Saved entries:
━━━
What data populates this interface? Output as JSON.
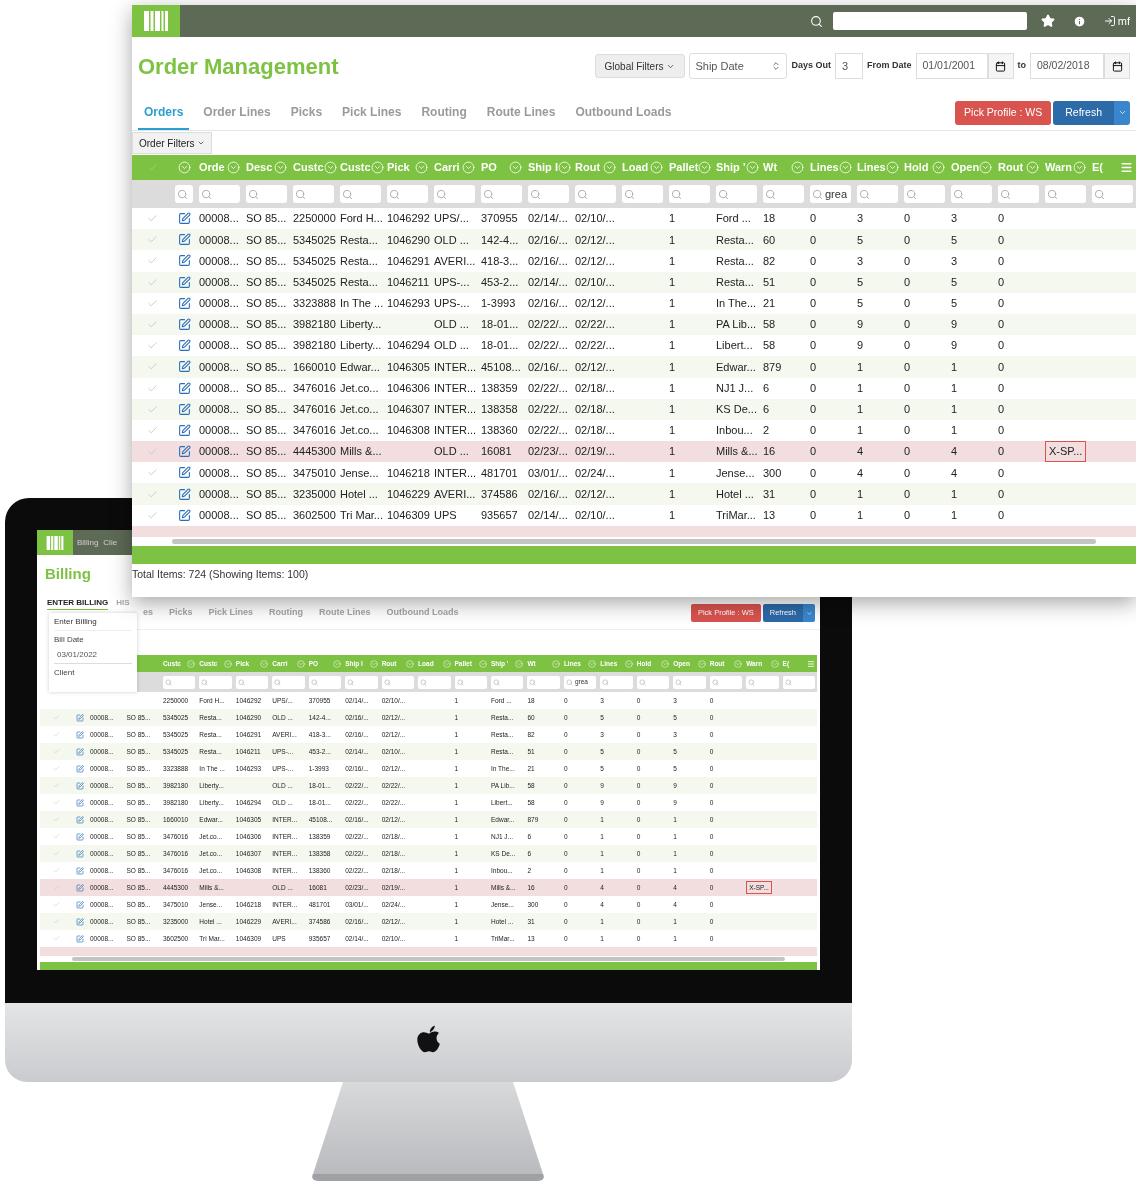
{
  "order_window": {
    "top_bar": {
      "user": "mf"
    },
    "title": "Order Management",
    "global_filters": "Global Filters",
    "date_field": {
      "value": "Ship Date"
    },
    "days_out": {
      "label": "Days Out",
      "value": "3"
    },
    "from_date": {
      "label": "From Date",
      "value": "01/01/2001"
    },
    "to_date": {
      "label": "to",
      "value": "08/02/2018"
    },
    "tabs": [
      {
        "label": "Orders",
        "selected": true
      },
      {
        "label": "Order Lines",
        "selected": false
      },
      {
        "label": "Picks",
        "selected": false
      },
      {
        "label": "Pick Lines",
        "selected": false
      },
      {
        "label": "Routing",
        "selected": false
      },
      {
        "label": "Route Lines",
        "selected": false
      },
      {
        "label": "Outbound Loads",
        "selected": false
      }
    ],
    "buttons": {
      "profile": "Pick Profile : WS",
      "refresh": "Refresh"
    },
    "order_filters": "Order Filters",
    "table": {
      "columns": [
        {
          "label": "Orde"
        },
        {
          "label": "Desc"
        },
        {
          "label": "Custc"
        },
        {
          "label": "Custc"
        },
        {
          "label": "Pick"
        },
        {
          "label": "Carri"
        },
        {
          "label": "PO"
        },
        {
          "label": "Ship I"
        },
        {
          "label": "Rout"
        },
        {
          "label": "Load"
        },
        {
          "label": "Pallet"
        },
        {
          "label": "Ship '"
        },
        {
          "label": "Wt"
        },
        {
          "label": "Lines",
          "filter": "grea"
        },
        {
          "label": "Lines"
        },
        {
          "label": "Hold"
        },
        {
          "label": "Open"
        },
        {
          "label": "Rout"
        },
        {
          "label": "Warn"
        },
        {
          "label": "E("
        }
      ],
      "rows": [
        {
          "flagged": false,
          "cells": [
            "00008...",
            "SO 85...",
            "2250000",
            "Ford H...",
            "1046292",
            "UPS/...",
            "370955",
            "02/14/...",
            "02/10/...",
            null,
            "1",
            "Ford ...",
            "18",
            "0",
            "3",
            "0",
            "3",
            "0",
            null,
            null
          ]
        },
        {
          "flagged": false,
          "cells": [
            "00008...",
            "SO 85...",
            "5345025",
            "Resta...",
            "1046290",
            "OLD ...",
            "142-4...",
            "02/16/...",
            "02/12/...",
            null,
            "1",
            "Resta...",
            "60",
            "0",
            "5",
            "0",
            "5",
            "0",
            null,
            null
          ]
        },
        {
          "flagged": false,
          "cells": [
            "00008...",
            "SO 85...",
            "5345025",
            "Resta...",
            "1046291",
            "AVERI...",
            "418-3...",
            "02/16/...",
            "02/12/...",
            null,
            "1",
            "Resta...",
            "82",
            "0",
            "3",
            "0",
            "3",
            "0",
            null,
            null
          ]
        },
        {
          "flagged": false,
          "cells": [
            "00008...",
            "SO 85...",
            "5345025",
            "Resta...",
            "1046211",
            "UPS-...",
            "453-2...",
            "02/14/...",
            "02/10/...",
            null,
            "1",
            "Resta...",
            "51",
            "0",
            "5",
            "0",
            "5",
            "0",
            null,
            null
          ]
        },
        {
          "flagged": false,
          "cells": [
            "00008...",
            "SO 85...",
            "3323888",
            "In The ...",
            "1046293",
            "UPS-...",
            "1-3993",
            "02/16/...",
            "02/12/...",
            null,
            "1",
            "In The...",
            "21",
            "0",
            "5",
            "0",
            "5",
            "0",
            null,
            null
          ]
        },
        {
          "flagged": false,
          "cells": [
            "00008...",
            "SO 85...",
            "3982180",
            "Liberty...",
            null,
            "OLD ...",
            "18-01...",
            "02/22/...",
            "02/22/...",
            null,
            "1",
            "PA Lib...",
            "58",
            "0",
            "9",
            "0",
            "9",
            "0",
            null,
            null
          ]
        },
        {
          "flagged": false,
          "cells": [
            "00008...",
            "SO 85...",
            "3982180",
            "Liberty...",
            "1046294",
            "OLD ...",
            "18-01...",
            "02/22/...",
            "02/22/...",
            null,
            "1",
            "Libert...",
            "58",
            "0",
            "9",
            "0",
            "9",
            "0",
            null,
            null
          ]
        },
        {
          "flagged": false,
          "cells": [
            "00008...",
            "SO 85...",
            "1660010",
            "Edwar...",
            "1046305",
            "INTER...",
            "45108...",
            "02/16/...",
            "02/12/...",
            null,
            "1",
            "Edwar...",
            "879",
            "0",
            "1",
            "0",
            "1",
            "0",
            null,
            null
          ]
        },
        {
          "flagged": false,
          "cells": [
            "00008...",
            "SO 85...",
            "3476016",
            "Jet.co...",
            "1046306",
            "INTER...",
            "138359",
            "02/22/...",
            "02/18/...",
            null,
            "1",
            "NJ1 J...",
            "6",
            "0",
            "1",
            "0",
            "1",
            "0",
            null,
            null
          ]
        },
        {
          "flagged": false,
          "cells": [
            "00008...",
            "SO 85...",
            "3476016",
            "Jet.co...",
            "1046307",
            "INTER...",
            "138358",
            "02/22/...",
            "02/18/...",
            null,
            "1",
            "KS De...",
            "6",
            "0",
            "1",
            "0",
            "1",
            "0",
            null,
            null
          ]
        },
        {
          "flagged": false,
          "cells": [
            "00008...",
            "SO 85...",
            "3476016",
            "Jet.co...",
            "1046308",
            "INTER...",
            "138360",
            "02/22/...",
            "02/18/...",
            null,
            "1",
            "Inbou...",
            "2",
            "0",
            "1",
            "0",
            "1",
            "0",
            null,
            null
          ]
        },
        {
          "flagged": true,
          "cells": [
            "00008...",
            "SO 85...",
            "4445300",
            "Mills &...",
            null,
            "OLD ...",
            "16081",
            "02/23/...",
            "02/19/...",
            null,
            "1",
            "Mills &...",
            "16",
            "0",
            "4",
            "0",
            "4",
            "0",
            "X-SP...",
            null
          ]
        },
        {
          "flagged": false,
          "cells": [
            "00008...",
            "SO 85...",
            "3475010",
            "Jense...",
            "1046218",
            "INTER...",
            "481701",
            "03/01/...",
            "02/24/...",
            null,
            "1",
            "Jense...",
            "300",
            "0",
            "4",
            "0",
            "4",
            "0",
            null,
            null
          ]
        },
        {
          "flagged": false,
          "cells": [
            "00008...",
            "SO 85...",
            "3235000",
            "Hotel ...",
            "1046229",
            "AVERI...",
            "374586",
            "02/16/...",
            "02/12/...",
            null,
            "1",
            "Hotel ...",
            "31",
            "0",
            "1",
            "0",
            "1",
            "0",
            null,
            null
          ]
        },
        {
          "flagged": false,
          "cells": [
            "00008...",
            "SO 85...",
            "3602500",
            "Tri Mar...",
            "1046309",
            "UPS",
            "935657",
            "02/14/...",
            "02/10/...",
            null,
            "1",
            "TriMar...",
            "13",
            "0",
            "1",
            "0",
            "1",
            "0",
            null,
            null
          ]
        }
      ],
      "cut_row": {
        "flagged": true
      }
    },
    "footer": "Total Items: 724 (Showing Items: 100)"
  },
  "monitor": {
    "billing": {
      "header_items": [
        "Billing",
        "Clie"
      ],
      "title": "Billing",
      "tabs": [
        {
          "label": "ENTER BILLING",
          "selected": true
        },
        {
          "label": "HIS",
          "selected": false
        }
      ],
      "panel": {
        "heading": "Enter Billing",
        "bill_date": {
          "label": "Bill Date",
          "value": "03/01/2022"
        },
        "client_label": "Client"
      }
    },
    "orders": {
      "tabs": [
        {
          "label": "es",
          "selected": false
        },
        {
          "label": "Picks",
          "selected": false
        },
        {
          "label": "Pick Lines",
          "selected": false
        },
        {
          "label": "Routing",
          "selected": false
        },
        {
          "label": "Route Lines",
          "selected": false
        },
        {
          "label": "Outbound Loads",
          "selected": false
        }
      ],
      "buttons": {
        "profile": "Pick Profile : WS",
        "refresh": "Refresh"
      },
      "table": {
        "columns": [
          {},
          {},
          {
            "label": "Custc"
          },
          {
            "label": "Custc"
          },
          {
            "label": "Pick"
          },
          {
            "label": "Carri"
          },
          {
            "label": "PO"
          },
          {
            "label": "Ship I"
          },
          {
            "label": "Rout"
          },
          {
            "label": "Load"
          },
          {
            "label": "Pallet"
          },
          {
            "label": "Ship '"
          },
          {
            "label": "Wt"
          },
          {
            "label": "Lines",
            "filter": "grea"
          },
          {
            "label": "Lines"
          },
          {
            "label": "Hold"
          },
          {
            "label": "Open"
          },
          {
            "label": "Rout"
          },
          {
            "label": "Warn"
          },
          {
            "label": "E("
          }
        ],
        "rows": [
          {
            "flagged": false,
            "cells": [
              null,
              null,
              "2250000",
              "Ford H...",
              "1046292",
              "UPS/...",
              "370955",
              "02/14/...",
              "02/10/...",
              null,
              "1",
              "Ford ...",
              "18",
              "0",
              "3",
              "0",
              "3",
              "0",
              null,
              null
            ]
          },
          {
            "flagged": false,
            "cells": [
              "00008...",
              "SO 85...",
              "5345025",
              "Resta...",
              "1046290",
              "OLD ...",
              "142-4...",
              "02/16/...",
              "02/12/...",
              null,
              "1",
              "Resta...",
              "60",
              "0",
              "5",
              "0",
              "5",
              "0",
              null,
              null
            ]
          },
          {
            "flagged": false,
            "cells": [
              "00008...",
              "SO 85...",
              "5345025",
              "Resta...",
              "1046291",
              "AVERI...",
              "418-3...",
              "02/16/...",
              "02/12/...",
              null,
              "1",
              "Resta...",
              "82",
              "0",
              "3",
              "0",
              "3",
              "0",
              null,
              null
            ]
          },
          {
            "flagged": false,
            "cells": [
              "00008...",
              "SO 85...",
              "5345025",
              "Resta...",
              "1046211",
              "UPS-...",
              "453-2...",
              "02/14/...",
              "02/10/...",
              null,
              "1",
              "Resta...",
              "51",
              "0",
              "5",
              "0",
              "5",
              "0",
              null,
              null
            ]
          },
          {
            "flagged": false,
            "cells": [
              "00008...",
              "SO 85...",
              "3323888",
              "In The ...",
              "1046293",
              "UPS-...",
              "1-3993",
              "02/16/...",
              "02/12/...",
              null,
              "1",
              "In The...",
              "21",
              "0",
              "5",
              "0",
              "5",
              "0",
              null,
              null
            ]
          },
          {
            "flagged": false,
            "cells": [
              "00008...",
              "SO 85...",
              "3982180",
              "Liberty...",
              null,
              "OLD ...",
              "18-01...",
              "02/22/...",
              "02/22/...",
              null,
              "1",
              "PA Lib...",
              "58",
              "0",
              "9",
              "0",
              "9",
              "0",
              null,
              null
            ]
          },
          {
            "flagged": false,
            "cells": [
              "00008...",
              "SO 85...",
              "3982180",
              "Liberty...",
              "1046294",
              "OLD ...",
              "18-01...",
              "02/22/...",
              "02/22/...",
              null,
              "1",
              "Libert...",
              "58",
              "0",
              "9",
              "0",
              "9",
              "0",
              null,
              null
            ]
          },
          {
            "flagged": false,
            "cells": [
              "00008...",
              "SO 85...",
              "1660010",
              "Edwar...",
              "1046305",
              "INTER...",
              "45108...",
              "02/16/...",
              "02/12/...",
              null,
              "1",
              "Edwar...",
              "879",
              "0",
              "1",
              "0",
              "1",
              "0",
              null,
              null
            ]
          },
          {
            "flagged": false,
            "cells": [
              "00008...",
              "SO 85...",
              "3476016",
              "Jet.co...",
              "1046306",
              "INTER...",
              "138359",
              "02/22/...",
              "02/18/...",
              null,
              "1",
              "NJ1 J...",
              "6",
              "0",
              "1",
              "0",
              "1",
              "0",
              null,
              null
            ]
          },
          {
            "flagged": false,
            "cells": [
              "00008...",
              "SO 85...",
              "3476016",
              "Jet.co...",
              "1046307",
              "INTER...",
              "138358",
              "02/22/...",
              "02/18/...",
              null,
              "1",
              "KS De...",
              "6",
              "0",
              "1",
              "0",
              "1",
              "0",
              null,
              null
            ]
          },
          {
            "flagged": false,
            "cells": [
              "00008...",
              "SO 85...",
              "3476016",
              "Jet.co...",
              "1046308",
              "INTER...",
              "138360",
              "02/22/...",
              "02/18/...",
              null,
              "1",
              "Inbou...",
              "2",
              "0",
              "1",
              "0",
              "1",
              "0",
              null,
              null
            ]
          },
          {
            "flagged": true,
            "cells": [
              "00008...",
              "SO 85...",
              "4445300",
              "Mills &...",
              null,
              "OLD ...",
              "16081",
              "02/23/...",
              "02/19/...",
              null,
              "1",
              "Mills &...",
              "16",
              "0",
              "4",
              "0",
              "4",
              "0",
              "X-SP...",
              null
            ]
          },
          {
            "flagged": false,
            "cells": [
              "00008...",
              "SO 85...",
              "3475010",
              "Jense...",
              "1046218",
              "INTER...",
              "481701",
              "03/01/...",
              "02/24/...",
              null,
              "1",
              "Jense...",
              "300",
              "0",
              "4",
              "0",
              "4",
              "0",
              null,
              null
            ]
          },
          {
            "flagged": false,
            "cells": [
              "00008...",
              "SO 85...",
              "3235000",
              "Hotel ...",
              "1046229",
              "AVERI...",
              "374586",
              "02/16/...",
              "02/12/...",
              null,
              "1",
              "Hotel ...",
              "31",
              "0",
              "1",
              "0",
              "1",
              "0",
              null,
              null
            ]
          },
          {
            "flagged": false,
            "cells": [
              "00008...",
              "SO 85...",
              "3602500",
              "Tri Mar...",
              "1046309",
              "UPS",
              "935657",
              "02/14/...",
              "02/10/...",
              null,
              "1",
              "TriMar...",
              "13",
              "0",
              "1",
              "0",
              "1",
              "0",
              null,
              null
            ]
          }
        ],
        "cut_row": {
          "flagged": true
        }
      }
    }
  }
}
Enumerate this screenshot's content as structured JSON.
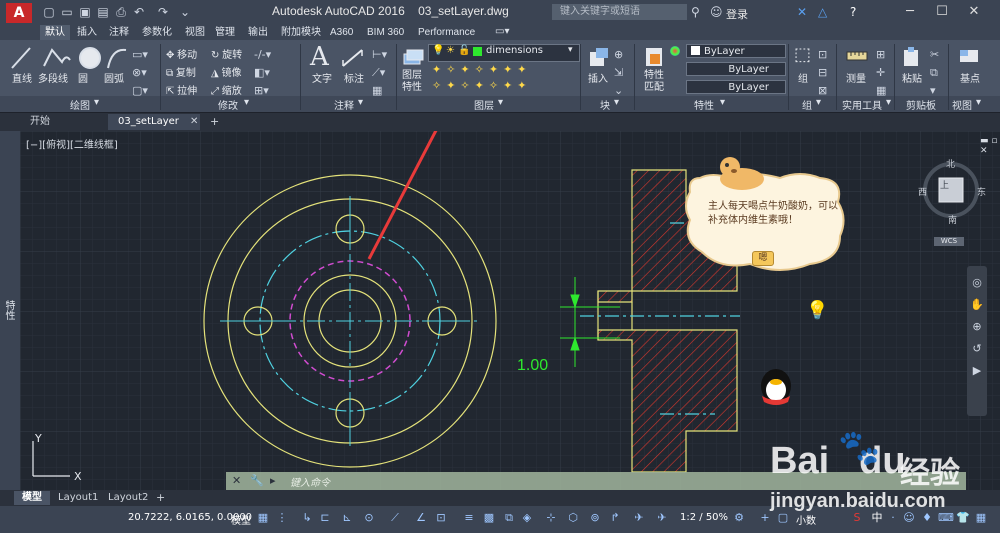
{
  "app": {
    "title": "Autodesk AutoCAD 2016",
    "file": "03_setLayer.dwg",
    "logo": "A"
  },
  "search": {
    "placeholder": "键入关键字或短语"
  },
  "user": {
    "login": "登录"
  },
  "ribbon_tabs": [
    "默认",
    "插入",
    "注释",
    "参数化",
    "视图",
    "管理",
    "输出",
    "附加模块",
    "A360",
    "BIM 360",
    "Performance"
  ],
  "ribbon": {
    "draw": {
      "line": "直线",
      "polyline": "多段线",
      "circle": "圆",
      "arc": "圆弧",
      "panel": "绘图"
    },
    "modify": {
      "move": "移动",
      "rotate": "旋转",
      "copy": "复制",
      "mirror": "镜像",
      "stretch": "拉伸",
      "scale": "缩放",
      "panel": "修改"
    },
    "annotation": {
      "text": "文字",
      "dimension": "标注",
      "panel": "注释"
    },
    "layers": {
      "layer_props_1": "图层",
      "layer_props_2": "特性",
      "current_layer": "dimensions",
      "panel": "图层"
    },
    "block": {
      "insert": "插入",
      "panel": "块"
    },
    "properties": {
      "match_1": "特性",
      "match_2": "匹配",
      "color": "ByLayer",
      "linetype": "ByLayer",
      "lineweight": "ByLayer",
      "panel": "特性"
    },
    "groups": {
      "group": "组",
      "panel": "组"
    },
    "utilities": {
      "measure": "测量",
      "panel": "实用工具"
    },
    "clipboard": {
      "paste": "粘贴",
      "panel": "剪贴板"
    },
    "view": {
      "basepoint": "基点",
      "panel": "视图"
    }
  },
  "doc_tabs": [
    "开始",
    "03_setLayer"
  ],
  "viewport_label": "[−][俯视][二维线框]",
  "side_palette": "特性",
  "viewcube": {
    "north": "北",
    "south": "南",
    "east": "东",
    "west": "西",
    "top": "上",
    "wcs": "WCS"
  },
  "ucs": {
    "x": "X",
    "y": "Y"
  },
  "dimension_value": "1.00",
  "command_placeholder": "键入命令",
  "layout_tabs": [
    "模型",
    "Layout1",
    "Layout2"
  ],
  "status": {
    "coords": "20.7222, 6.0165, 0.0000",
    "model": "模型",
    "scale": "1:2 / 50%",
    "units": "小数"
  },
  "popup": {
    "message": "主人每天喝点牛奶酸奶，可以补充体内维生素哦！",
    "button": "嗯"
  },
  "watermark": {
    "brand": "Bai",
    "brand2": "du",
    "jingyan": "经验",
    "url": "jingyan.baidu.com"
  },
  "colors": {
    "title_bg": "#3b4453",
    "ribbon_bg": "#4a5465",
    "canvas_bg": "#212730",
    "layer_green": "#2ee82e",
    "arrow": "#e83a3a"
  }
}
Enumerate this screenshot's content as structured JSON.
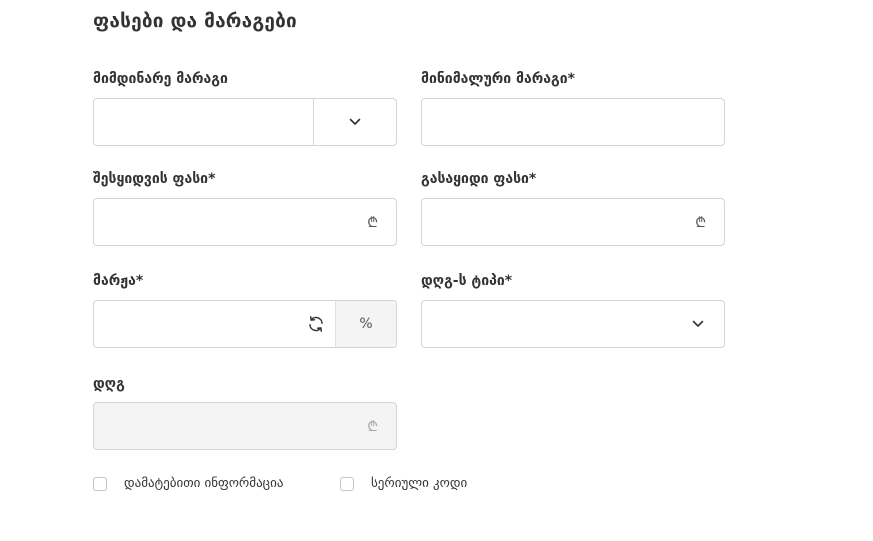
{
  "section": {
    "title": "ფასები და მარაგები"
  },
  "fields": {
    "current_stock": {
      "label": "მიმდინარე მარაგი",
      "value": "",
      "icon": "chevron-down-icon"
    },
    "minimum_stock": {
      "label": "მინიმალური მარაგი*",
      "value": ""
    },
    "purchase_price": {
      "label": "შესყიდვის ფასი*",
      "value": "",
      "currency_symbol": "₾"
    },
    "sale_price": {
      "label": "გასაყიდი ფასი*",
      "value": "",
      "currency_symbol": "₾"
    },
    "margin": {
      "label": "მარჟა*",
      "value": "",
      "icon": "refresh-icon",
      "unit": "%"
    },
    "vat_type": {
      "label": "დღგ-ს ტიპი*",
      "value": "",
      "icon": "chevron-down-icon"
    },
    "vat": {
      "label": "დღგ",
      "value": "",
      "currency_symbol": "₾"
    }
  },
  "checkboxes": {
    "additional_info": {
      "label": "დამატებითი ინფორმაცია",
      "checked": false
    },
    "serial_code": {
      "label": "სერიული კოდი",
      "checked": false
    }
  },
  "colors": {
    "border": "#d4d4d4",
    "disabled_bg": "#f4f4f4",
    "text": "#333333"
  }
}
━━━
■ The problem:
Compute the number of lines above that contain the string "ByLayer". Reply with that value only.

■ Task solution:
3